THE DATA →
— BEGIN —
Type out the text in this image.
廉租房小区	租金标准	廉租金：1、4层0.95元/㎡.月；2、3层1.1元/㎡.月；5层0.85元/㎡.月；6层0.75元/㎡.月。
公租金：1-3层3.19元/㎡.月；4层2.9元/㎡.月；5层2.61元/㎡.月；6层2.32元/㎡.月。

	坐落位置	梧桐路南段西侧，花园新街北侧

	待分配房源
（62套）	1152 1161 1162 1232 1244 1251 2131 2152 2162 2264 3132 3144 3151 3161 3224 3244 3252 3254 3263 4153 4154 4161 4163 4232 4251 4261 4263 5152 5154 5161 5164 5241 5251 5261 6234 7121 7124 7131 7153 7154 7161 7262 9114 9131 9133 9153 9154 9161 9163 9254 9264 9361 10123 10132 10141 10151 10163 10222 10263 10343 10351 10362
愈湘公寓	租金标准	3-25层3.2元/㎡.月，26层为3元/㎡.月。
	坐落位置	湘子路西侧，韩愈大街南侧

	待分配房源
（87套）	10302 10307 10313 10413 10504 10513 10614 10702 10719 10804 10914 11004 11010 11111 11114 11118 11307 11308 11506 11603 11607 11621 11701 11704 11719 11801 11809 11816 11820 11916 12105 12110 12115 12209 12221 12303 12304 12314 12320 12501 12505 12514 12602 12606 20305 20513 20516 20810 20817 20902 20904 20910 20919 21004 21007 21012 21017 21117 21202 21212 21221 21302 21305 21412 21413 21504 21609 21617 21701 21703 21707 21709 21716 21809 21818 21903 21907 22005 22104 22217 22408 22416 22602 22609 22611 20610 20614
— END —
WRITTEN EXERCISE → Which lines contain "坐落位置"? Copy each of them.

SOLUTION FOR THIS PROBLEM →
	坐落位置	梧桐路南段西侧，花园新街北侧
	坐落位置	湘子路西侧，韩愈大街南侧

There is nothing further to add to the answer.